(Figure contents as structured data)
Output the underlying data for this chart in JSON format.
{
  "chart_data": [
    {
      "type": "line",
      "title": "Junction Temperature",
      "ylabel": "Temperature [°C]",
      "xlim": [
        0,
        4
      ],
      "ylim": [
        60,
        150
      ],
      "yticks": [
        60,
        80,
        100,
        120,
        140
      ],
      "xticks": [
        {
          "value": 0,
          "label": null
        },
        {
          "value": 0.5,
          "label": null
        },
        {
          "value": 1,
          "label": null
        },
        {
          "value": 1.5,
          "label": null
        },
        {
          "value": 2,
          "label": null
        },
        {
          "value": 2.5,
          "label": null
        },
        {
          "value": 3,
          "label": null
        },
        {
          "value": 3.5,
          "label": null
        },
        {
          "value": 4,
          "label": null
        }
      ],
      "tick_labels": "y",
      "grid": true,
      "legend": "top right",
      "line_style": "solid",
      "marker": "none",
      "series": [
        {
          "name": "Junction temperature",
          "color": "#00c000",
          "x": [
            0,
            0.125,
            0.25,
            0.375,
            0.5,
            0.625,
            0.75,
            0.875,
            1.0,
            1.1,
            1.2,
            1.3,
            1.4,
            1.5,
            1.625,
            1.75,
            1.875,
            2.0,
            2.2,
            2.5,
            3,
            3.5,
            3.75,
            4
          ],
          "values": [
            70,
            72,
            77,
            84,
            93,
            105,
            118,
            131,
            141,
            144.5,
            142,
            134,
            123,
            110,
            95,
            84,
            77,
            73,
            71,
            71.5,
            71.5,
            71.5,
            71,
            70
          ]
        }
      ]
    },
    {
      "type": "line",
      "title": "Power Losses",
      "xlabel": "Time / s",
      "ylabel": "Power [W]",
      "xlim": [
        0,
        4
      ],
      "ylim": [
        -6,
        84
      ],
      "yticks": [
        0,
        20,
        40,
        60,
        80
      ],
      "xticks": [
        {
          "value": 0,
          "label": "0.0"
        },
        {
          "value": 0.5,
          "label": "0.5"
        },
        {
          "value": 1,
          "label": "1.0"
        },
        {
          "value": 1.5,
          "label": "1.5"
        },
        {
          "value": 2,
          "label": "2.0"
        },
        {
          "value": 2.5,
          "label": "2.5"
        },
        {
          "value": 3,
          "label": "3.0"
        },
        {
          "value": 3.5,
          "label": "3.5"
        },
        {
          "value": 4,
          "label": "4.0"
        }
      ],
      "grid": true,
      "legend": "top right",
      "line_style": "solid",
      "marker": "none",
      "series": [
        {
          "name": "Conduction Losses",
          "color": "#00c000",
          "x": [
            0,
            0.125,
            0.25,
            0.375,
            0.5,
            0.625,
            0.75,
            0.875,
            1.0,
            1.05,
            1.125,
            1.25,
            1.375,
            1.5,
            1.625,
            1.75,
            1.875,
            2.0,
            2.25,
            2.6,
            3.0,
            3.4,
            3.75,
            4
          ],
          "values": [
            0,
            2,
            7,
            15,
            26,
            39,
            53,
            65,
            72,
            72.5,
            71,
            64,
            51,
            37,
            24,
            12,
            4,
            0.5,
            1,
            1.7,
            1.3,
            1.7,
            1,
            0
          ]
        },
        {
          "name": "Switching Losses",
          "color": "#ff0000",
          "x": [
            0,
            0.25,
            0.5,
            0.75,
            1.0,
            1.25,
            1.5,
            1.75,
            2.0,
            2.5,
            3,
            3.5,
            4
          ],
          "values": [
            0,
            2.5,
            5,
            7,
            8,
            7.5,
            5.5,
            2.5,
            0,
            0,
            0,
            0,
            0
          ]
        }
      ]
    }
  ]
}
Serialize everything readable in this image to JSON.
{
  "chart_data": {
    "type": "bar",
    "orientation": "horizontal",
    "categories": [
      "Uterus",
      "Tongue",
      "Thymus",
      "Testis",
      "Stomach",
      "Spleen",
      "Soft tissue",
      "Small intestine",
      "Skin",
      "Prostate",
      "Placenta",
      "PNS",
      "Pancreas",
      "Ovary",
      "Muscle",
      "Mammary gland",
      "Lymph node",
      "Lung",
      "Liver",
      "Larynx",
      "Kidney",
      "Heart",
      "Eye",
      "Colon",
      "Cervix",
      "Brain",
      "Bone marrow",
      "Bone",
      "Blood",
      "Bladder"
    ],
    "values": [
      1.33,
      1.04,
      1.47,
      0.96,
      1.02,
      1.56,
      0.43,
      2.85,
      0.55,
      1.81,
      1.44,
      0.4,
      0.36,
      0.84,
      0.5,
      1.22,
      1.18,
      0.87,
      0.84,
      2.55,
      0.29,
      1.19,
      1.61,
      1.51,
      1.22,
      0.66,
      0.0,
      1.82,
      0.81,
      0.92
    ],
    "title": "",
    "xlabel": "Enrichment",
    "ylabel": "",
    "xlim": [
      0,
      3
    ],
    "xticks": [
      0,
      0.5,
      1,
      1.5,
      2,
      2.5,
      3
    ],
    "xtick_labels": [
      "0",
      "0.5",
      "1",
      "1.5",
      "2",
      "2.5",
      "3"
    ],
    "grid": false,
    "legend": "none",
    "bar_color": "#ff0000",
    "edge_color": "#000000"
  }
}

§ **Exercise details**
Extract all of the data above without altering anything.

§ **Completed exercise**
Output the underlying data for this chart in JSON format.
{
  "chart_data": [
    {
      "type": "line",
      "title": "Junction Temperature",
      "ylabel": "Temperature [°C]",
      "xlim": [
        0,
        4
      ],
      "ylim": [
        60,
        150
      ],
      "yticks": [
        60,
        80,
        100,
        120,
        140
      ],
      "xticks": [
        {
          "value": 0,
          "label": null
        },
        {
          "value": 0.5,
          "label": null
        },
        {
          "value": 1,
          "label": null
        },
        {
          "value": 1.5,
          "label": null
        },
        {
          "value": 2,
          "label": null
        },
        {
          "value": 2.5,
          "label": null
        },
        {
          "value": 3,
          "label": null
        },
        {
          "value": 3.5,
          "label": null
        },
        {
          "value": 4,
          "label": null
        }
      ],
      "tick_labels": "y",
      "grid": true,
      "legend": "top right",
      "line_style": "solid",
      "marker": "none",
      "series": [
        {
          "name": "Junction temperature",
          "color": "#00c000",
          "x": [
            0,
            0.125,
            0.25,
            0.375,
            0.5,
            0.625,
            0.75,
            0.875,
            1.0,
            1.1,
            1.2,
            1.3,
            1.4,
            1.5,
            1.625,
            1.75,
            1.875,
            2.0,
            2.2,
            2.5,
            3,
            3.5,
            3.75,
            4
          ],
          "values": [
            70,
            72,
            77,
            84,
            93,
            105,
            118,
            131,
            141,
            144.5,
            142,
            134,
            123,
            110,
            95,
            84,
            77,
            73,
            71,
            71.5,
            71.5,
            71.5,
            71,
            70
          ]
        }
      ]
    },
    {
      "type": "line",
      "title": "Power Losses",
      "xlabel": "Time / s",
      "ylabel": "Power [W]",
      "xlim": [
        0,
        4
      ],
      "ylim": [
        -6,
        84
      ],
      "yticks": [
        0,
        20,
        40,
        60,
        80
      ],
      "xticks": [
        {
          "value": 0,
          "label": "0.0"
        },
        {
          "value": 0.5,
          "label": "0.5"
        },
        {
          "value": 1,
          "label": "1.0"
        },
        {
          "value": 1.5,
          "label": "1.5"
        },
        {
          "value": 2,
          "label": "2.0"
        },
        {
          "value": 2.5,
          "label": "2.5"
        },
        {
          "value": 3,
          "label": "3.0"
        },
        {
          "value": 3.5,
          "label": "3.5"
        },
        {
          "value": 4,
          "label": "4.0"
        }
      ],
      "grid": true,
      "legend": "top right",
      "line_style": "solid",
      "marker": "none",
      "series": [
        {
          "name": "Conduction Losses",
          "color": "#00c000",
          "x": [
            0,
            0.125,
            0.25,
            0.375,
            0.5,
            0.625,
            0.75,
            0.875,
            1.0,
            1.05,
            1.125,
            1.25,
            1.375,
            1.5,
            1.625,
            1.75,
            1.875,
            2.0,
            2.25,
            2.6,
            3.0,
            3.4,
            3.75,
            4
          ],
          "values": [
            0,
            2,
            7,
            15,
            26,
            39,
            53,
            65,
            72,
            72.5,
            71,
            64,
            51,
            37,
            24,
            12,
            4,
            0.5,
            1,
            1.7,
            1.3,
            1.7,
            1,
            0
          ]
        },
        {
          "name": "Switching Losses",
          "color": "#ff0000",
          "x": [
            0,
            0.25,
            0.5,
            0.75,
            1.0,
            1.25,
            1.5,
            1.75,
            2.0,
            2.5,
            3,
            3.5,
            4
          ],
          "values": [
            0,
            2.5,
            5,
            7,
            8,
            7.5,
            5.5,
            2.5,
            0,
            0,
            0,
            0,
            0
          ]
        }
      ]
    }
  ]
}
Serialize everything readable in this image to JSON.
{
  "chart_data": {
    "type": "bar",
    "orientation": "horizontal",
    "categories": [
      "Uterus",
      "Tongue",
      "Thymus",
      "Testis",
      "Stomach",
      "Spleen",
      "Soft tissue",
      "Small intestine",
      "Skin",
      "Prostate",
      "Placenta",
      "PNS",
      "Pancreas",
      "Ovary",
      "Muscle",
      "Mammary gland",
      "Lymph node",
      "Lung",
      "Liver",
      "Larynx",
      "Kidney",
      "Heart",
      "Eye",
      "Colon",
      "Cervix",
      "Brain",
      "Bone marrow",
      "Bone",
      "Blood",
      "Bladder"
    ],
    "values": [
      1.33,
      1.04,
      1.47,
      0.96,
      1.02,
      1.56,
      0.43,
      2.85,
      0.55,
      1.81,
      1.44,
      0.4,
      0.36,
      0.84,
      0.5,
      1.22,
      1.18,
      0.87,
      0.84,
      2.55,
      0.29,
      1.19,
      1.61,
      1.51,
      1.22,
      0.66,
      0.0,
      1.82,
      0.81,
      0.92
    ],
    "title": "",
    "xlabel": "Enrichment",
    "ylabel": "",
    "xlim": [
      0,
      3
    ],
    "xticks": [
      0,
      0.5,
      1,
      1.5,
      2,
      2.5,
      3
    ],
    "xtick_labels": [
      "0",
      "0.5",
      "1",
      "1.5",
      "2",
      "2.5",
      "3"
    ],
    "grid": false,
    "legend": "none",
    "bar_color": "#ff0000",
    "edge_color": "#000000"
  }
}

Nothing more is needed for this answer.